++++ FRAGMENTO DEL DOCUMENTO

Ya en los escritos cronistas, los libros de Esdras y Nehemías del post-exilio, la expresión aparece tan singular – “pueblo de la tierra” o “pueblos de las tierras” – En el primer caso, el “pueblo de la tierra se refiere a los habitantes de Samaría que fueron traídos a esta región después de la caída del Reino del Norte en el 722 (Esd 4, 2-3). Estos se ofrecieron para colaborar en la restauración del Templo de Jerusalén, pero no fueron aceptados por Zorobabel, por Josué ni por las familias de los exiliados. “Entonces la gente del país (el pueblo de la tierra) se puso a desalentar al pueblo de Judá y a intimidarlos para que para que no siguieran construyendo. Sobornaron contra ellos a algunos consejeros para hacer fracasar su proyecto (Esd 4, 4-5).


“Pueblos de las tierras” se refiere a los pueblos que antes de Israel habitaban la tierra de Canaán y seguían conviviendo con él, como los cananeos, hititas, perezitas, jebuseos (cf. Ex 3, 8), y los pueblos vecinos, amonitas, egipcios y amorreos (Esd 9, 1-12). Parece claro que la referencia a los “pueblos de la tierra” o los “pueblos de las tierras” habla de quienes ocuparon las tierras que los deportados dejaron deshabitadas y, a partir de entonces, conquistaron derechos políticos sobre ellas.


Por tanto, no son considerados “pueblos de la tierra” los que se quedaron en la tierra ni los que volvieron del exilio, pero sí la población no judía que se estableció en la tierra durante el exilio. Los textos apuntan a una población extranjera que no fue acogida por la nueva comunidad judía. Esta interpretación prepara a la de la época rabínica en la que el “pueblo de la tierra” representaba a quienes no observaban la ley religiosa. Pero en el libro de Ezequiel y en el Levítico señala la comunidad que estaba en condiciones de celebrar el culto, como fruto de un nuevo asentamiento en territorio palestino (Ez 39, 13; 46, 3.9), y la comunidad judía en su totalidad, como comunidad cultual (Lv 4, 27; 20, 2.4), que poco a poco va organizándose alrededor del Libro.

++++++++
++++ DATOS

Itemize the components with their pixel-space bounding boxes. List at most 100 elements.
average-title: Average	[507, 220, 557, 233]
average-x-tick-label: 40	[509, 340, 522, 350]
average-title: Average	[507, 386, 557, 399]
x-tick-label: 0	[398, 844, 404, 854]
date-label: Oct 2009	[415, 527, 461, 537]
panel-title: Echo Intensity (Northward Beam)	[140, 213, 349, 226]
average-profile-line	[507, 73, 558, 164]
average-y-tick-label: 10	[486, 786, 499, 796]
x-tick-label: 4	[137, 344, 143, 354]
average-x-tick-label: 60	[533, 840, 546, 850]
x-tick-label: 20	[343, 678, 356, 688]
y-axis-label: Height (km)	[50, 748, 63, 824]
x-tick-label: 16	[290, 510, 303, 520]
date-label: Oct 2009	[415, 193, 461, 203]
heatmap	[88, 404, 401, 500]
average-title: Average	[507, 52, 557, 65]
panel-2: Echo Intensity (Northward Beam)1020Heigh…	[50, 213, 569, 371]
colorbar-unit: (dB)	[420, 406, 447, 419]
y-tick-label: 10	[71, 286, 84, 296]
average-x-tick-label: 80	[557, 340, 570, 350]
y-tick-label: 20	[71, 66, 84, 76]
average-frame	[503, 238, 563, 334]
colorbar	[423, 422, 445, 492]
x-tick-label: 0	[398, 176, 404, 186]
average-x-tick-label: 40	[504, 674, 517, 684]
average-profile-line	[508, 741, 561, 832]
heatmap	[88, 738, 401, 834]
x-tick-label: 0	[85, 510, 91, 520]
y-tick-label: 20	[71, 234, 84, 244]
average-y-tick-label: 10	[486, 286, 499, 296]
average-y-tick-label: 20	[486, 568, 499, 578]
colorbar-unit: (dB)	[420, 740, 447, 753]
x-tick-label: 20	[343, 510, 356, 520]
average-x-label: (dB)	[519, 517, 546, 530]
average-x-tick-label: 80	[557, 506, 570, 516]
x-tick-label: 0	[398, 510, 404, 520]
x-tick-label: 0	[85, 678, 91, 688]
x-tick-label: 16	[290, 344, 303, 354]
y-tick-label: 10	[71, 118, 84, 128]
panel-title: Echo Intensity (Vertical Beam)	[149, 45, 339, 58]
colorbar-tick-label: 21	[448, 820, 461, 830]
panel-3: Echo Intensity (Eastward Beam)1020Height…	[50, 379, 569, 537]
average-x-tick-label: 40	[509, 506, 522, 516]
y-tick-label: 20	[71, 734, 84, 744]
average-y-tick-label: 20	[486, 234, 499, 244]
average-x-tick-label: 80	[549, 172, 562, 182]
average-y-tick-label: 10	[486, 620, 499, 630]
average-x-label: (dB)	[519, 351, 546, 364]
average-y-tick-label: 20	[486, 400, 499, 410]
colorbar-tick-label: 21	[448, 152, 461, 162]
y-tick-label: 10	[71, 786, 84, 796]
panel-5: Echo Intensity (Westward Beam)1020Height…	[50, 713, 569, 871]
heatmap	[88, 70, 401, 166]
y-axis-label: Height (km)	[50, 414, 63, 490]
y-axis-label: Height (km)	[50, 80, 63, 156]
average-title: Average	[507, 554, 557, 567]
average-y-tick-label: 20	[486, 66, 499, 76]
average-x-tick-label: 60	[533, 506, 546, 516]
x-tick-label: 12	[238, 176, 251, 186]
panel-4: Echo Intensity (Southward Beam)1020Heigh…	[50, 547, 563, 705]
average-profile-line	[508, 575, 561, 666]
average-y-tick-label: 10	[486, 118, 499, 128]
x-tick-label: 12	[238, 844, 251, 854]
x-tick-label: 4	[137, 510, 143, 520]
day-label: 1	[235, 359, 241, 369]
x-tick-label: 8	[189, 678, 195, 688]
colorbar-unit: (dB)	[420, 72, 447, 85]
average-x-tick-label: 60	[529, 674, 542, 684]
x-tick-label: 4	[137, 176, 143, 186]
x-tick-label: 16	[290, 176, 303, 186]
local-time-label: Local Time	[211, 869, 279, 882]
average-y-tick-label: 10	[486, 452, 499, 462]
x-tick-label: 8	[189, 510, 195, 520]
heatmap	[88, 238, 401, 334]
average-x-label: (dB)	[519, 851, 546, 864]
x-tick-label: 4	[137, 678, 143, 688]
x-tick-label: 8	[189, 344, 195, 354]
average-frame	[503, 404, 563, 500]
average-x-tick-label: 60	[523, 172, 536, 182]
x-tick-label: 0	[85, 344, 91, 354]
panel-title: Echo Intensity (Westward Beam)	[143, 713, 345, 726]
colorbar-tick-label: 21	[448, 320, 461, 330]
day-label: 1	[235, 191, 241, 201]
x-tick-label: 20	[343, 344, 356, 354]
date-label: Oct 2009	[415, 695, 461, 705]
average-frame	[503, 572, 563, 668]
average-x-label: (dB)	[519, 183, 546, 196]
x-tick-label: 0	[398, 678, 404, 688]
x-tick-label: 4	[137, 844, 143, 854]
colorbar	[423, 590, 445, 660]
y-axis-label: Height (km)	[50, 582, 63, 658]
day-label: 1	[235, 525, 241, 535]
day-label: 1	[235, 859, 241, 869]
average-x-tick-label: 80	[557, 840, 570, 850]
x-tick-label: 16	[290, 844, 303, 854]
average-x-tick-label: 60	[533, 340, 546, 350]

++++++++

Repite tal cual, del fragmento sobre el «pueblo de la tierra», el pasaje que arranca con las palabras «Por tanto, no» y cierra con «alrededor del Libro.». Apóyate solo en el fragmento sobre el «pueblo de la tierra».

Por tanto, no son considerados “pueblos de la tierra” los que se quedaron en la tierra ni los que volvieron del exilio, pero sí la población no judía que se estableció en la tierra durante el exilio. Los textos apuntan a una población extranjera que no fue acogida por la nueva comunidad judía. Esta interpretación prepara a la de la época rabínica en la que el “pueblo de la tierra” representaba a quienes no observaban la ley religiosa. Pero en el libro de Ezequiel y en el Levítico señala la comunidad que estaba en condiciones de celebrar el culto, como fruto de un nuevo asentamiento en territorio palestino (Ez 39, 13; 46, 3.9), y la comunidad judía en su totalidad, como comunidad cultual (Lv 4, 27; 20, 2.4), que poco a poco va organizándose alrededor del Libro.